[Start SOURCE MATERIAL]

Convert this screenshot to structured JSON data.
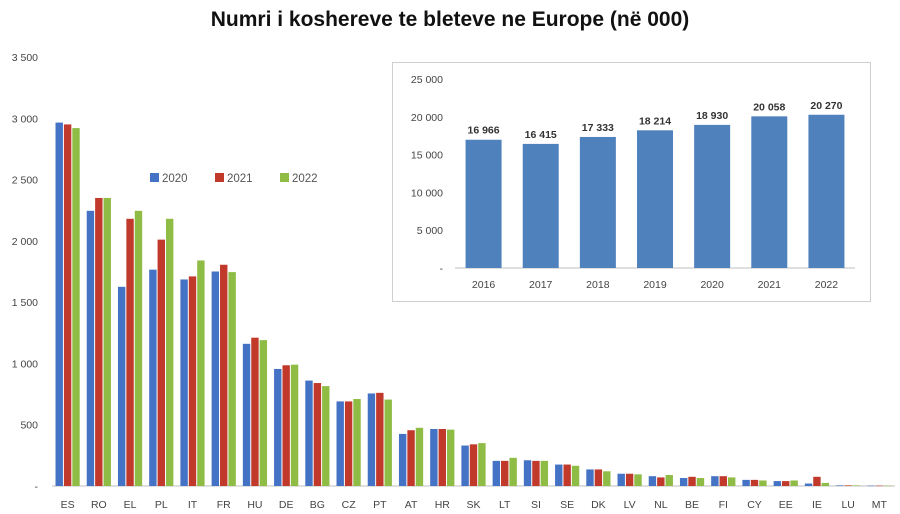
{
  "chart_data": [
    {
      "type": "bar",
      "title": "Numri i koshereve te bleteve ne Europe (në 000)",
      "categories": [
        "ES",
        "RO",
        "EL",
        "PL",
        "IT",
        "FR",
        "HU",
        "DE",
        "BG",
        "CZ",
        "PT",
        "AT",
        "HR",
        "SK",
        "LT",
        "SI",
        "SE",
        "DK",
        "LV",
        "NL",
        "BE",
        "FI",
        "CY",
        "EE",
        "IE",
        "LU",
        "MT"
      ],
      "series": [
        {
          "name": "2020",
          "color": "#4472c4",
          "values": [
            2965,
            2245,
            1625,
            1765,
            1685,
            1750,
            1160,
            955,
            860,
            690,
            755,
            425,
            465,
            330,
            205,
            210,
            175,
            135,
            100,
            80,
            65,
            80,
            50,
            40,
            20,
            5,
            3
          ]
        },
        {
          "name": "2021",
          "color": "#c0392b",
          "values": [
            2950,
            2350,
            2180,
            2010,
            1710,
            1805,
            1210,
            985,
            840,
            690,
            760,
            455,
            465,
            340,
            205,
            205,
            175,
            135,
            100,
            70,
            75,
            80,
            50,
            40,
            75,
            5,
            3
          ]
        },
        {
          "name": "2022",
          "color": "#8fbc45",
          "values": [
            2920,
            2350,
            2245,
            2180,
            1840,
            1745,
            1190,
            990,
            815,
            710,
            705,
            475,
            460,
            350,
            230,
            205,
            165,
            120,
            95,
            90,
            65,
            70,
            45,
            45,
            25,
            5,
            3
          ]
        }
      ],
      "y_ticks": [
        "-",
        "500",
        "1 000",
        "1 500",
        "2 000",
        "2 500",
        "3 000",
        "3 500"
      ],
      "ylim": [
        0,
        3500
      ],
      "grid": false,
      "legend": "left, inside plot"
    },
    {
      "type": "bar",
      "categories": [
        "2016",
        "2017",
        "2018",
        "2019",
        "2020",
        "2021",
        "2022"
      ],
      "values": [
        16966,
        16415,
        17333,
        18214,
        18930,
        20058,
        20270
      ],
      "data_labels": [
        "16 966",
        "16 415",
        "17 333",
        "18 214",
        "18 930",
        "20 058",
        "20 270"
      ],
      "y_ticks": [
        "-",
        "5 000",
        "10 000",
        "15 000",
        "20 000",
        "25 000"
      ],
      "ylim": [
        0,
        25000
      ],
      "color": "#4f81bd",
      "grid": false
    }
  ]
}
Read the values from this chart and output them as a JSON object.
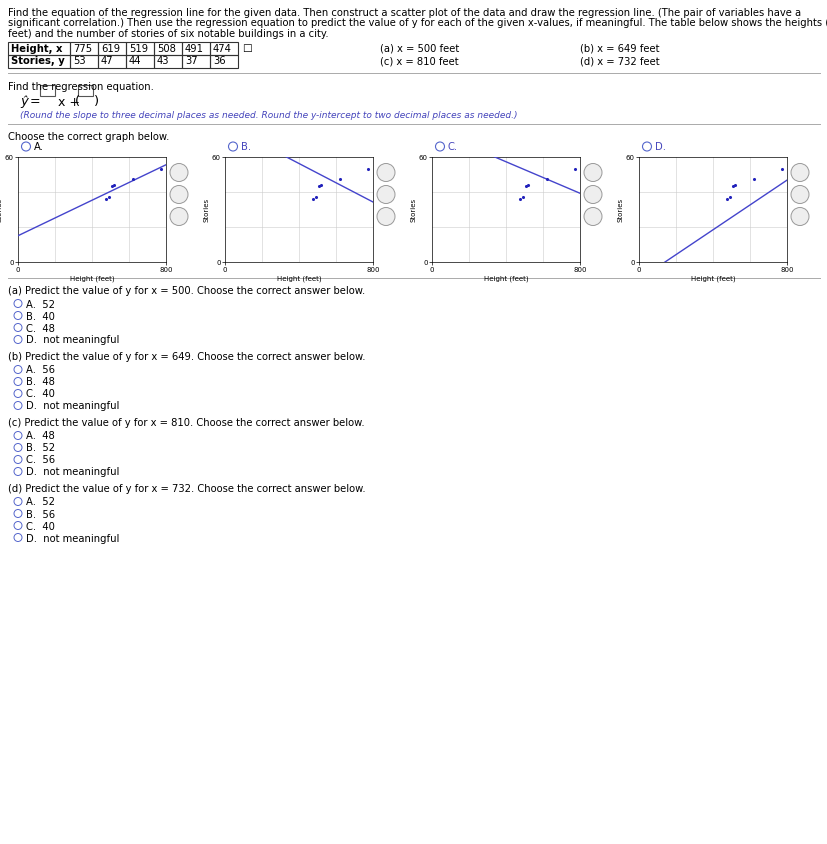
{
  "title_lines": [
    "Find the equation of the regression line for the given data. Then construct a scatter plot of the data and draw the regression line. (The pair of variables have a",
    "significant correlation.) Then use the regression equation to predict the value of y for each of the given x-values, if meaningful. The table below shows the heights (in",
    "feet) and the number of stories of six notable buildings in a city."
  ],
  "table_headers": [
    "Height, x",
    "775",
    "619",
    "519",
    "508",
    "491",
    "474"
  ],
  "table_row2": [
    "Stories, y",
    "53",
    "47",
    "44",
    "43",
    "37",
    "36"
  ],
  "x_values": [
    775,
    619,
    519,
    508,
    491,
    474
  ],
  "y_values": [
    53,
    47,
    44,
    43,
    37,
    36
  ],
  "x_predict_labels_col1": [
    "(a) x = 500 feet",
    "(c) x = 810 feet"
  ],
  "x_predict_labels_col2": [
    "(b) x = 649 feet",
    "(d) x = 732 feet"
  ],
  "regression_label": "Find the regression equation.",
  "regression_note": "(Round the slope to three decimal places as needed. Round the y-intercept to two decimal places as needed.)",
  "graph_section_label": "Choose the correct graph below.",
  "graph_labels": [
    "A.",
    "B.",
    "C.",
    "D."
  ],
  "graph_xlabel": "Height (feet)",
  "graph_ylabel": "Stories",
  "questions": [
    {
      "text": "(a) Predict the value of y for x = 500. Choose the correct answer below.",
      "options": [
        "A.  52",
        "B.  40",
        "C.  48",
        "D.  not meaningful"
      ]
    },
    {
      "text": "(b) Predict the value of y for x = 649. Choose the correct answer below.",
      "options": [
        "A.  56",
        "B.  48",
        "C.  40",
        "D.  not meaningful"
      ]
    },
    {
      "text": "(c) Predict the value of y for x = 810. Choose the correct answer below.",
      "options": [
        "A.  48",
        "B.  52",
        "C.  56",
        "D.  not meaningful"
      ]
    },
    {
      "text": "(d) Predict the value of y for x = 732. Choose the correct answer below.",
      "options": [
        "A.  52",
        "B.  56",
        "C.  40",
        "D.  not meaningful"
      ]
    }
  ],
  "bg_color": "#ffffff",
  "text_color": "#000000",
  "blue_text_color": "#4444bb",
  "radio_color": "#5566cc",
  "dot_color": "#2222bb",
  "line_color": "#4444cc",
  "grid_color": "#cccccc",
  "sep_color": "#aaaaaa",
  "table_border_color": "#333333",
  "box_color": "#555555"
}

[End SOURCE MATERIAL]

→ DESCRIPTION OF THE TASK:
Which lines above hold the word "feet"? Copy each of them.

→ FINAL RESULT:
    "feet) and the number of stories of six notable buildings in a city."
    "(a) x = 500 feet",
    "(c) x = 810 feet"
    "(b) x = 649 feet",
    "(d) x = 732 feet"
  "graph_xlabel": "Height (feet)",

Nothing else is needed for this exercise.